Your objective: Pick out the lines in the listing below that contain the word "Economies" and copy them.

Dataset entries:
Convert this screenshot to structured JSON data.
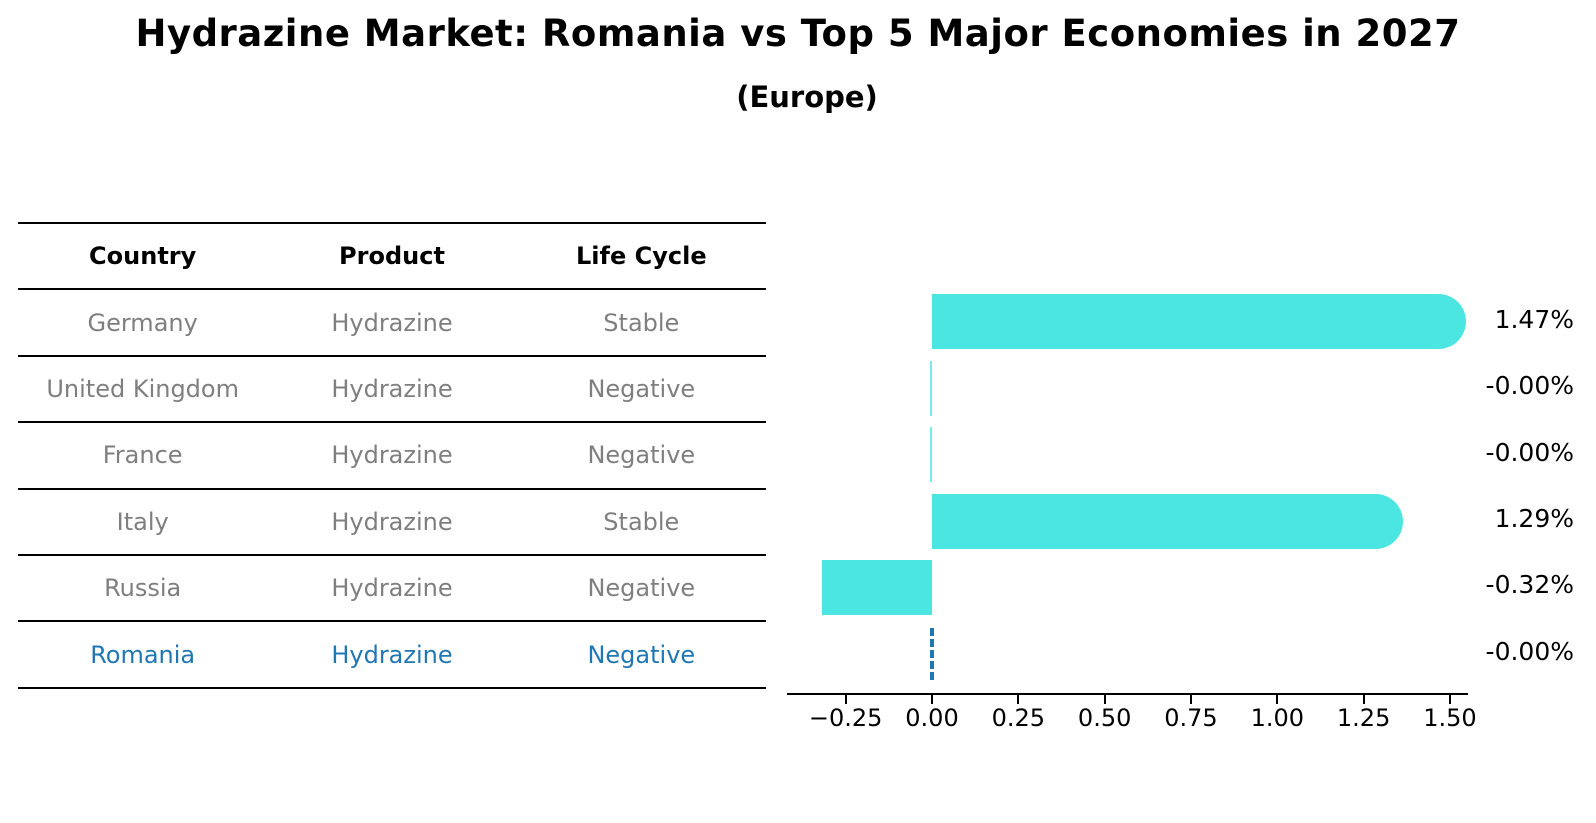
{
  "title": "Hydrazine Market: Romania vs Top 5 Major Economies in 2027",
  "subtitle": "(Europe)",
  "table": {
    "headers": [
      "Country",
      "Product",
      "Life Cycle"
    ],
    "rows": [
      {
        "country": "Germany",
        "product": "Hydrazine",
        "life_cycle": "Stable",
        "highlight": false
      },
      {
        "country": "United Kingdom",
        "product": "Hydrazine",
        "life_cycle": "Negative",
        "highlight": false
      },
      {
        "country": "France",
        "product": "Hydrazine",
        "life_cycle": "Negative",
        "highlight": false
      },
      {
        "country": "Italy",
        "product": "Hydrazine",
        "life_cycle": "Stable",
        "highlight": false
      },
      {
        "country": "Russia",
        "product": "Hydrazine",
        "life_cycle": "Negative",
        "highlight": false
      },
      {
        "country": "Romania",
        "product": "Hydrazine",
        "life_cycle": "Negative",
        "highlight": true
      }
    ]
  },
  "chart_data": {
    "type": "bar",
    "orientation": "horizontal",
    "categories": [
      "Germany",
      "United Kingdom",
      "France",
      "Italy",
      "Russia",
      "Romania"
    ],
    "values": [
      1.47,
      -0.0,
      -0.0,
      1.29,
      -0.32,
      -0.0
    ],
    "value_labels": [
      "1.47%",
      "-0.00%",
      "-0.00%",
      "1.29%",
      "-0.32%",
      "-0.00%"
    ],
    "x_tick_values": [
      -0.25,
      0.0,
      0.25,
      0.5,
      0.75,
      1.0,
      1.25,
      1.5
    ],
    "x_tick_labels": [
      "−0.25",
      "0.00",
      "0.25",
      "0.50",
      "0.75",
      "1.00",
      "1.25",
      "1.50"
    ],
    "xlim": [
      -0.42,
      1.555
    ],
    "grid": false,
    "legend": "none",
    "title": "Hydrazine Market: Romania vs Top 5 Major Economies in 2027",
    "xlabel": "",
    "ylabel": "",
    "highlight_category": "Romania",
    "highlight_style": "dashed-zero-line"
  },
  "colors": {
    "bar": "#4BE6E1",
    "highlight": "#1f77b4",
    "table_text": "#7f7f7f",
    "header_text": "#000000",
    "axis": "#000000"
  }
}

...

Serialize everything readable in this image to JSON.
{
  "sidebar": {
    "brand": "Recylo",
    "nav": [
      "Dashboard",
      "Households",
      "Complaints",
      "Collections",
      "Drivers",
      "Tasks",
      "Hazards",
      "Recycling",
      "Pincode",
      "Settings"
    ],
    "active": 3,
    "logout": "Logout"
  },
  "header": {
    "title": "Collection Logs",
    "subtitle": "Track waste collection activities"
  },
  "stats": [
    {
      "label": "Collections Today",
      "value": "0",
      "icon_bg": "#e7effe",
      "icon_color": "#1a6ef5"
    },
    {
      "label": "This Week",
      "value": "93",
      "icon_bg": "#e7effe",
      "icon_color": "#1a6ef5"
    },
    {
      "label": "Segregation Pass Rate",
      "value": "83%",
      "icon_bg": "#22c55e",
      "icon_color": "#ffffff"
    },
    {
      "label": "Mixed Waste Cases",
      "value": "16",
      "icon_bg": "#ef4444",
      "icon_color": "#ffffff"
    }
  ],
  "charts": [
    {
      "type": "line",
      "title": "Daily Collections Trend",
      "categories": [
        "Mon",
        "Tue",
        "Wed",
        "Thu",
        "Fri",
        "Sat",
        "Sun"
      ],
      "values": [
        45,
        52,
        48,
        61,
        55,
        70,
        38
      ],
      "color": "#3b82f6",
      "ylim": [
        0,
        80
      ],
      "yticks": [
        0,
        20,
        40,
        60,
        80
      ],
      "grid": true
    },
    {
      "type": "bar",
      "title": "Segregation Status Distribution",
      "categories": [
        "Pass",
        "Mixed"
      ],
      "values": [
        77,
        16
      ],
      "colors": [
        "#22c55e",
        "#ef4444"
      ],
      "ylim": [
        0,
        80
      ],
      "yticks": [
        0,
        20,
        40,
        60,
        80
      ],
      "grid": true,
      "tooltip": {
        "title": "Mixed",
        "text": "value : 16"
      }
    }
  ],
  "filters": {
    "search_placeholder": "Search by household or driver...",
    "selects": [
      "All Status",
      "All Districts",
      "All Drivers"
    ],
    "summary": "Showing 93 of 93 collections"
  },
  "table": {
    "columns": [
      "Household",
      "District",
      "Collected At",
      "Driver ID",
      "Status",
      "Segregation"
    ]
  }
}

Full response:
  "title": "Hydrazine Market: Romania vs Top 5 Major Economies in 2027",
    "title": "Hydrazine Market: Romania vs Top 5 Major Economies in 2027",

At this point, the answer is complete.